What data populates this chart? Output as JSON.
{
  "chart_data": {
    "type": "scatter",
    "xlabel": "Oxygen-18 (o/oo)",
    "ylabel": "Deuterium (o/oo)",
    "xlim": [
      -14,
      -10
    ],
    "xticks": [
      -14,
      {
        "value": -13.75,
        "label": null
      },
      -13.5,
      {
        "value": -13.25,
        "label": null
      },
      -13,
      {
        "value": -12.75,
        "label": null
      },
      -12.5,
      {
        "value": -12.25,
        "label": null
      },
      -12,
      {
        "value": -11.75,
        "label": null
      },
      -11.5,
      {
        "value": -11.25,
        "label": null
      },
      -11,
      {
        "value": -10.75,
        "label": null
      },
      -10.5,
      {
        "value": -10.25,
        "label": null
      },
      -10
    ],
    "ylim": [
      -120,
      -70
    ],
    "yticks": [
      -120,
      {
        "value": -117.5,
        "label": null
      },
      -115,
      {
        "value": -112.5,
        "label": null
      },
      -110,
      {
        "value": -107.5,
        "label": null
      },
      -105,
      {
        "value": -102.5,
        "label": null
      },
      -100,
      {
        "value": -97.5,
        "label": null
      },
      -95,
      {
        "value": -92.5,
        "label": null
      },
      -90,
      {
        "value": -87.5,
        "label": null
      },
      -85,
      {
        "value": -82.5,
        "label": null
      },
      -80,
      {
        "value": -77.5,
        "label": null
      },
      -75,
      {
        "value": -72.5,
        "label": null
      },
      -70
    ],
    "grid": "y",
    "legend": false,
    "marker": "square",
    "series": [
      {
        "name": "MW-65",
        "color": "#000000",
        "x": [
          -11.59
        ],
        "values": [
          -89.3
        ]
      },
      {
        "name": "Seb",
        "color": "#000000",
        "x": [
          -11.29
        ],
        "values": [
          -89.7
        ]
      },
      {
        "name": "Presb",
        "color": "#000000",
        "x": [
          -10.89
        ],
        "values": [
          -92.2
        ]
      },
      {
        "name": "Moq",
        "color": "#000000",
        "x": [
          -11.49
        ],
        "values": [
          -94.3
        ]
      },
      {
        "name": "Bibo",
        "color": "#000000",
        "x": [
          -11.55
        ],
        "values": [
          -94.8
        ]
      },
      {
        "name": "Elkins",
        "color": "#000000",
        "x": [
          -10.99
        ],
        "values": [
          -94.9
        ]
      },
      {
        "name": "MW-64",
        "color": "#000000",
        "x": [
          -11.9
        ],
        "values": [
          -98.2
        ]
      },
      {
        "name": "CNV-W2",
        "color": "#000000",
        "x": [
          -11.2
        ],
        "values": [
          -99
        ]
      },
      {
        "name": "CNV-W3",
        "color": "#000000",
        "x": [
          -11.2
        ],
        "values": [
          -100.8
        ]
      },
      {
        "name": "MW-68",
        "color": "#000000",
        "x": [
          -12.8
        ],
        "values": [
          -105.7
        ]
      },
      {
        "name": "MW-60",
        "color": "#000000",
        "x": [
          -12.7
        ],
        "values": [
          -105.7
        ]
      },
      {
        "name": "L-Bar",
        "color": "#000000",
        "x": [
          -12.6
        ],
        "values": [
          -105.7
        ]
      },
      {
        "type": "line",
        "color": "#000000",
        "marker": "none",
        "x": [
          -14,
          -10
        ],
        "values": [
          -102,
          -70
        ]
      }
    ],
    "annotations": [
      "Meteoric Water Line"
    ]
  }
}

════════

• **SHORT EXERCISE**
Print the whole listing exactly as it is.

• **WRITTEN REPLY**
What data populates this chart? Output as JSON.
{
  "chart_data": {
    "type": "scatter",
    "xlabel": "Oxygen-18 (o/oo)",
    "ylabel": "Deuterium (o/oo)",
    "xlim": [
      -14,
      -10
    ],
    "xticks": [
      -14,
      {
        "value": -13.75,
        "label": null
      },
      -13.5,
      {
        "value": -13.25,
        "label": null
      },
      -13,
      {
        "value": -12.75,
        "label": null
      },
      -12.5,
      {
        "value": -12.25,
        "label": null
      },
      -12,
      {
        "value": -11.75,
        "label": null
      },
      -11.5,
      {
        "value": -11.25,
        "label": null
      },
      -11,
      {
        "value": -10.75,
        "label": null
      },
      -10.5,
      {
        "value": -10.25,
        "label": null
      },
      -10
    ],
    "ylim": [
      -120,
      -70
    ],
    "yticks": [
      -120,
      {
        "value": -117.5,
        "label": null
      },
      -115,
      {
        "value": -112.5,
        "label": null
      },
      -110,
      {
        "value": -107.5,
        "label": null
      },
      -105,
      {
        "value": -102.5,
        "label": null
      },
      -100,
      {
        "value": -97.5,
        "label": null
      },
      -95,
      {
        "value": -92.5,
        "label": null
      },
      -90,
      {
        "value": -87.5,
        "label": null
      },
      -85,
      {
        "value": -82.5,
        "label": null
      },
      -80,
      {
        "value": -77.5,
        "label": null
      },
      -75,
      {
        "value": -72.5,
        "label": null
      },
      -70
    ],
    "grid": "y",
    "legend": false,
    "marker": "square",
    "series": [
      {
        "name": "MW-65",
        "color": "#000000",
        "x": [
          -11.59
        ],
        "values": [
          -89.3
        ]
      },
      {
        "name": "Seb",
        "color": "#000000",
        "x": [
          -11.29
        ],
        "values": [
          -89.7
        ]
      },
      {
        "name": "Presb",
        "color": "#000000",
        "x": [
          -10.89
        ],
        "values": [
          -92.2
        ]
      },
      {
        "name": "Moq",
        "color": "#000000",
        "x": [
          -11.49
        ],
        "values": [
          -94.3
        ]
      },
      {
        "name": "Bibo",
        "color": "#000000",
        "x": [
          -11.55
        ],
        "values": [
          -94.8
        ]
      },
      {
        "name": "Elkins",
        "color": "#000000",
        "x": [
          -10.99
        ],
        "values": [
          -94.9
        ]
      },
      {
        "name": "MW-64",
        "color": "#000000",
        "x": [
          -11.9
        ],
        "values": [
          -98.2
        ]
      },
      {
        "name": "CNV-W2",
        "color": "#000000",
        "x": [
          -11.2
        ],
        "values": [
          -99
        ]
      },
      {
        "name": "CNV-W3",
        "color": "#000000",
        "x": [
          -11.2
        ],
        "values": [
          -100.8
        ]
      },
      {
        "name": "MW-68",
        "color": "#000000",
        "x": [
          -12.8
        ],
        "values": [
          -105.7
        ]
      },
      {
        "name": "MW-60",
        "color": "#000000",
        "x": [
          -12.7
        ],
        "values": [
          -105.7
        ]
      },
      {
        "name": "L-Bar",
        "color": "#000000",
        "x": [
          -12.6
        ],
        "values": [
          -105.7
        ]
      },
      {
        "type": "line",
        "color": "#000000",
        "marker": "none",
        "x": [
          -14,
          -10
        ],
        "values": [
          -102,
          -70
        ]
      }
    ],
    "annotations": [
      "Meteoric Water Line"
    ]
  }
}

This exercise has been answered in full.